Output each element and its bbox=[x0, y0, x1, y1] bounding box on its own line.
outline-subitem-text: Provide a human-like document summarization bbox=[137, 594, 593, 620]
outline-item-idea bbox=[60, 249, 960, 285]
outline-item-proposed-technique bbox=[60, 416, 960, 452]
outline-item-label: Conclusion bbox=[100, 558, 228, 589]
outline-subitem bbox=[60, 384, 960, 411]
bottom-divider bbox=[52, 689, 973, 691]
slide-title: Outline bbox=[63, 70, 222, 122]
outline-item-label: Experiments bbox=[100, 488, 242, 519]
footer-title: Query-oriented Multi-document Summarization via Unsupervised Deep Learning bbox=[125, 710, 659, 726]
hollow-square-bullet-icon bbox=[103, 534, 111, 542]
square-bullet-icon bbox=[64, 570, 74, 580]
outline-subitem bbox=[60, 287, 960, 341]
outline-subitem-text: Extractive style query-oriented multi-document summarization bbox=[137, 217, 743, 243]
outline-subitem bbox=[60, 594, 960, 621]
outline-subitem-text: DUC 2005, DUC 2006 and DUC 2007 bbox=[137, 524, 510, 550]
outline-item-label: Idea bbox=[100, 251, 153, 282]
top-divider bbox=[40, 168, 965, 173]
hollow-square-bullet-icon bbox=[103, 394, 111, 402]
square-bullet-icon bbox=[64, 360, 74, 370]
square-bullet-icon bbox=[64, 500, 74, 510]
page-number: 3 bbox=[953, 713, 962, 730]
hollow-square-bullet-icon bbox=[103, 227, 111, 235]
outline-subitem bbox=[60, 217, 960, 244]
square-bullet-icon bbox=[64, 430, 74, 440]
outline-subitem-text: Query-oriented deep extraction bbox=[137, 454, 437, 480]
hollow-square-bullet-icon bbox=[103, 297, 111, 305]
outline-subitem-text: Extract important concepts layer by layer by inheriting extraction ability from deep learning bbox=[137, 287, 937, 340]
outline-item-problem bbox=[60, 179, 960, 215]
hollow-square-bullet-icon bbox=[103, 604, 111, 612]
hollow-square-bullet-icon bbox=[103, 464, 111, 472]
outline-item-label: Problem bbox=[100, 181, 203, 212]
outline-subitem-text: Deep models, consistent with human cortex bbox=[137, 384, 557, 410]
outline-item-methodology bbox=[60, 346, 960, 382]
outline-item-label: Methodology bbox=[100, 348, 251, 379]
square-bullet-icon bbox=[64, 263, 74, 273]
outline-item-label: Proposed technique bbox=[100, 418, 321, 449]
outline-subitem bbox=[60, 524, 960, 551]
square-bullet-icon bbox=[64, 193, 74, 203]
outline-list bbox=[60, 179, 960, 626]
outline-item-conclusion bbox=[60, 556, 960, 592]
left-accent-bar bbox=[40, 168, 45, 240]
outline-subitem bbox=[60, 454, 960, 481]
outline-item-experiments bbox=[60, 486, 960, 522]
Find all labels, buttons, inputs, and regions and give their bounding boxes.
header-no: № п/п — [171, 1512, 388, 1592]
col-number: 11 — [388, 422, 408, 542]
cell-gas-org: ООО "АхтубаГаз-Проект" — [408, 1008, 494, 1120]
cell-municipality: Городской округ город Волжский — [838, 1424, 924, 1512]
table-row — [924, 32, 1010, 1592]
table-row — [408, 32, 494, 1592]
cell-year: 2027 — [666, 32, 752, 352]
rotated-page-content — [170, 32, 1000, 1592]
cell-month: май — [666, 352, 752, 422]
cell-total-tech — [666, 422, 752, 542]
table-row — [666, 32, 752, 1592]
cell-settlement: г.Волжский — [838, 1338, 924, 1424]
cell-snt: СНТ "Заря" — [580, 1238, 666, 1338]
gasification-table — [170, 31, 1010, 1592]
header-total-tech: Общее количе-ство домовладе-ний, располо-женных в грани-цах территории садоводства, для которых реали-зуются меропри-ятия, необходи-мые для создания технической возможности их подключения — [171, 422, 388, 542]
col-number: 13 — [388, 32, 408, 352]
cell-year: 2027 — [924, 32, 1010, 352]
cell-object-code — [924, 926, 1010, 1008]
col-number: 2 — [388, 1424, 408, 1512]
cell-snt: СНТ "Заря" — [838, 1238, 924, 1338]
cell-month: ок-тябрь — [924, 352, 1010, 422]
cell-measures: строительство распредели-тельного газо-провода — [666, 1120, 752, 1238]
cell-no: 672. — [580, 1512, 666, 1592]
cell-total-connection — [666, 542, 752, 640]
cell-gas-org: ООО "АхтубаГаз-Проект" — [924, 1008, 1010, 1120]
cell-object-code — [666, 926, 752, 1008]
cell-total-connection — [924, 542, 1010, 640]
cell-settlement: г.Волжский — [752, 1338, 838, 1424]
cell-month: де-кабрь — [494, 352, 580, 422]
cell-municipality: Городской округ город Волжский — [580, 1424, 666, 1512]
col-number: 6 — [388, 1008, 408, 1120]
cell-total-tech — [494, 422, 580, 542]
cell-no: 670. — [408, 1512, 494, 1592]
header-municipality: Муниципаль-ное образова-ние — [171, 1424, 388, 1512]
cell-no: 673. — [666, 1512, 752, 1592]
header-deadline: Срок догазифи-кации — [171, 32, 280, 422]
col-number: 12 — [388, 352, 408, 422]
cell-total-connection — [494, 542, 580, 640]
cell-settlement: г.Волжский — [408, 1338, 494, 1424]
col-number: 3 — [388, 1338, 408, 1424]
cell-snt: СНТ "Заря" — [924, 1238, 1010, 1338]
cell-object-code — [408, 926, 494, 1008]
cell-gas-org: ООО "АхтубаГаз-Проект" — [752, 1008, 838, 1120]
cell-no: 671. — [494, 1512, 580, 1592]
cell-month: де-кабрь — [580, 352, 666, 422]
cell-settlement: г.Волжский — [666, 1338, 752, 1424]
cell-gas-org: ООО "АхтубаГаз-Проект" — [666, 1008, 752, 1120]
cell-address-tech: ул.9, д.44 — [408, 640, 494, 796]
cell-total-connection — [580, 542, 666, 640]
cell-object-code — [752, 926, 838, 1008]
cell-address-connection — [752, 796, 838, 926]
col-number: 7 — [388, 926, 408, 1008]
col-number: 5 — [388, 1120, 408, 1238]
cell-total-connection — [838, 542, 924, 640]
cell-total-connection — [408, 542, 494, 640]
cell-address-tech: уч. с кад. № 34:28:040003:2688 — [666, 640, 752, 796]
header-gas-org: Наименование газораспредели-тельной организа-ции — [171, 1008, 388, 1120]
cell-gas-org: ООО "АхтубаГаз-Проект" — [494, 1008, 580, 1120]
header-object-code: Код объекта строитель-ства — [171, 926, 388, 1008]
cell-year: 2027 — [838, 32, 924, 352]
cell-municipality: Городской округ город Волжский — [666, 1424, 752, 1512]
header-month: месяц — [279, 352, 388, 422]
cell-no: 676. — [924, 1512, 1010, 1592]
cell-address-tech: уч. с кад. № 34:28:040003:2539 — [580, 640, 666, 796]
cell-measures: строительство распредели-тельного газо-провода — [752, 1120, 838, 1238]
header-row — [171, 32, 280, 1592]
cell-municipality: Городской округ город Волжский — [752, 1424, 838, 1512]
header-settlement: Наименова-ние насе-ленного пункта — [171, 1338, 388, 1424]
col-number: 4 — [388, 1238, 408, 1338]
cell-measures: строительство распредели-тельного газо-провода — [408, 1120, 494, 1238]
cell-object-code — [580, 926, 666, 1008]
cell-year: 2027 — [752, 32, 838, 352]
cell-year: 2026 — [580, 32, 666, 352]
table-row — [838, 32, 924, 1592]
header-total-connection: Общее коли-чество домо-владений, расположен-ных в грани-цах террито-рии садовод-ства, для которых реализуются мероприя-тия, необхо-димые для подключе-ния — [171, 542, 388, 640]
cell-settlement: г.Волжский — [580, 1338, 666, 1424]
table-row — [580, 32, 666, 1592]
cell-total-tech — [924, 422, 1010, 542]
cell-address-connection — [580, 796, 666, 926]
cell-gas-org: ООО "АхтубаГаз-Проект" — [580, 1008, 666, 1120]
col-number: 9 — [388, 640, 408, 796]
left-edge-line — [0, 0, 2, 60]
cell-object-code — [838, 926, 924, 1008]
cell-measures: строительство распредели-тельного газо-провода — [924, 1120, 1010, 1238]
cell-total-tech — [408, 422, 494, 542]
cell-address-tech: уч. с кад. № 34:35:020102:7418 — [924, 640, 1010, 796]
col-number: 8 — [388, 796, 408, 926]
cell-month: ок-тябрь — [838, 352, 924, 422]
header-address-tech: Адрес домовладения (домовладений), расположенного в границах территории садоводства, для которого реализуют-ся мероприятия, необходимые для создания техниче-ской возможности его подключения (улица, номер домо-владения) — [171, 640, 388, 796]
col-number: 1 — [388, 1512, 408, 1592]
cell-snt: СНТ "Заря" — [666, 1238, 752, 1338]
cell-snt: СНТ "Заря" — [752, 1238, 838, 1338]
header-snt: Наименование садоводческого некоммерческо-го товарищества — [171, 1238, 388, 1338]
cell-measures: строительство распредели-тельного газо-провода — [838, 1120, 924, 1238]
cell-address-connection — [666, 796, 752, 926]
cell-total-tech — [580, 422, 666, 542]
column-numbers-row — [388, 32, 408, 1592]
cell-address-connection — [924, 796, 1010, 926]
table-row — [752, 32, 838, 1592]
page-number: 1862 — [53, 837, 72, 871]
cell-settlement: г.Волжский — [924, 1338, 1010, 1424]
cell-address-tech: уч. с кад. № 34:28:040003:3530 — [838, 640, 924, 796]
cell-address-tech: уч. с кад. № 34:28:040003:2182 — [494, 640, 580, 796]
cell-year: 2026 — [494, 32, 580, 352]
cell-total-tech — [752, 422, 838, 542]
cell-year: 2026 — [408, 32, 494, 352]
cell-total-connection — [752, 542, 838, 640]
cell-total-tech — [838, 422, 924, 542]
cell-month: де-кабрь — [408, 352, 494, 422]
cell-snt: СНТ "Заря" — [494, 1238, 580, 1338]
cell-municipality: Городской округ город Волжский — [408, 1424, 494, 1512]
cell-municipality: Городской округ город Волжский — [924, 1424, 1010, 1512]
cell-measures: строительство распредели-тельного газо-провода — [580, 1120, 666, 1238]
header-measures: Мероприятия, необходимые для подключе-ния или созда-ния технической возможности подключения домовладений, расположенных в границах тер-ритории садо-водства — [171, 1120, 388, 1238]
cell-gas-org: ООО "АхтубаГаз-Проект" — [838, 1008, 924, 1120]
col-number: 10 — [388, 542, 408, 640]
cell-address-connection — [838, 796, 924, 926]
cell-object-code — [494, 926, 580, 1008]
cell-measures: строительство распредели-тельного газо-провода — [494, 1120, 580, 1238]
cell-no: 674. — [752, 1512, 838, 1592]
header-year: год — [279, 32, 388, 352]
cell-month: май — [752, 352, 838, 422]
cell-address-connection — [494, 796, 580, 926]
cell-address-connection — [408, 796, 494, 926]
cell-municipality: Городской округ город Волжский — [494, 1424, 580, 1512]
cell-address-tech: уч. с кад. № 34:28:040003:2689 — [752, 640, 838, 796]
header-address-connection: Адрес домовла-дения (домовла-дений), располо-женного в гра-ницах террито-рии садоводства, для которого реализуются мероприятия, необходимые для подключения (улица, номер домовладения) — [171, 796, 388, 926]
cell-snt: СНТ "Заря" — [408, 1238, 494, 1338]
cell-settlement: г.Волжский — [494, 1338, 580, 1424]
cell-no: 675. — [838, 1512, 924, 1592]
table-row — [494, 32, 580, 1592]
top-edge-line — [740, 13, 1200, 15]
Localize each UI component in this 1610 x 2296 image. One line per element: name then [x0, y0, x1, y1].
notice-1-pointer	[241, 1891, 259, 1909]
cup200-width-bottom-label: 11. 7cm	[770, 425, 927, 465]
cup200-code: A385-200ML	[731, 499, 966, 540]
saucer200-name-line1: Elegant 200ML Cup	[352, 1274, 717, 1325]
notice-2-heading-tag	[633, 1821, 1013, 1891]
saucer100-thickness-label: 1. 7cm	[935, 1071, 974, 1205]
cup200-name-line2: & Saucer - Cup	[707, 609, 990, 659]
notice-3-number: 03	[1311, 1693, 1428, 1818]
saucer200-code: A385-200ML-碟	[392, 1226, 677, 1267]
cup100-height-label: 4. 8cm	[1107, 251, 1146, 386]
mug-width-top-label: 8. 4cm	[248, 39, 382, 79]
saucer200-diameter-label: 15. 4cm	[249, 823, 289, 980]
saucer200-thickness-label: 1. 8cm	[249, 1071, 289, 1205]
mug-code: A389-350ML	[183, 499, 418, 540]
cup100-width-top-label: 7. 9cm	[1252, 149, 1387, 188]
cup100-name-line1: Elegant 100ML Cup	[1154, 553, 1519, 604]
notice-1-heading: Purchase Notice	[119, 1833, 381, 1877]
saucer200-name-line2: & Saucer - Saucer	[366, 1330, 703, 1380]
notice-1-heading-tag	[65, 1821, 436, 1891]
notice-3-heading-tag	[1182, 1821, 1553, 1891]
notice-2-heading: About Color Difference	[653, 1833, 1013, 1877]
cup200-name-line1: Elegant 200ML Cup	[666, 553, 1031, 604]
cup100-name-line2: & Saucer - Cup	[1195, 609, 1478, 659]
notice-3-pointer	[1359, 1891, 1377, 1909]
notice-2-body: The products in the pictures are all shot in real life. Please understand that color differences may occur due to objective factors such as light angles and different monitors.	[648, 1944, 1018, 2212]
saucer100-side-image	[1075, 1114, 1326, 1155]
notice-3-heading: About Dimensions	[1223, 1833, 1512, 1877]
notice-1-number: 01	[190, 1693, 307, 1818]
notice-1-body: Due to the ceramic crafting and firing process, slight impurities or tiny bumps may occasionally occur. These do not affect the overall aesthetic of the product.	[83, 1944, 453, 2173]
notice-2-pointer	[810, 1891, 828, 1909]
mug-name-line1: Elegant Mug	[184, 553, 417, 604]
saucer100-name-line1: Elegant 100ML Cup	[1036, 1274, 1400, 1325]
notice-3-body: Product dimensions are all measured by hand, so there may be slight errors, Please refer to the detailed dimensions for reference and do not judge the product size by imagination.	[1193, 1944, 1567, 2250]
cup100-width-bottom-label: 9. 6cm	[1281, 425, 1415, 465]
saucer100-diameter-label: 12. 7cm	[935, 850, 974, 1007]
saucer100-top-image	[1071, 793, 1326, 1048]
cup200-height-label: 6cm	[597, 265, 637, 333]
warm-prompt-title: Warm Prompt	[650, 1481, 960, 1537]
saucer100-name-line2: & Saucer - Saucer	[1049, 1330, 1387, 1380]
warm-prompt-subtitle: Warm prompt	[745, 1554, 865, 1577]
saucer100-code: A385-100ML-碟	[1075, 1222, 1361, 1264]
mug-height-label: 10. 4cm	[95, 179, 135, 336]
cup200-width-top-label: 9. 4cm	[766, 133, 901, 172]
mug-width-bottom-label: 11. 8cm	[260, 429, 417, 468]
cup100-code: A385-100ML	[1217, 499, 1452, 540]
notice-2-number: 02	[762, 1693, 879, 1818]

□ □ □ □

§ **YOUR TASK**:
Repeat, word for word, the stretch of the records from the start through the line that contains "outline-subitem bbox=[60, 594, 960, 621]".

§ **TASK OUTPUT**:
Output each element and its bbox=[x0, y0, x1, y1] bounding box on its own line.
outline-subitem-text: Provide a human-like document summarization bbox=[137, 594, 593, 620]
outline-item-idea bbox=[60, 249, 960, 285]
outline-item-proposed-technique bbox=[60, 416, 960, 452]
outline-item-label: Conclusion bbox=[100, 558, 228, 589]
outline-subitem bbox=[60, 384, 960, 411]
bottom-divider bbox=[52, 689, 973, 691]
slide-title: Outline bbox=[63, 70, 222, 122]
outline-item-label: Experiments bbox=[100, 488, 242, 519]
footer-title: Query-oriented Multi-document Summarization via Unsupervised Deep Learning bbox=[125, 710, 659, 726]
hollow-square-bullet-icon bbox=[103, 534, 111, 542]
square-bullet-icon bbox=[64, 570, 74, 580]
outline-subitem bbox=[60, 287, 960, 341]
outline-subitem-text: Extractive style query-oriented multi-document summarization bbox=[137, 217, 743, 243]
outline-subitem bbox=[60, 594, 960, 621]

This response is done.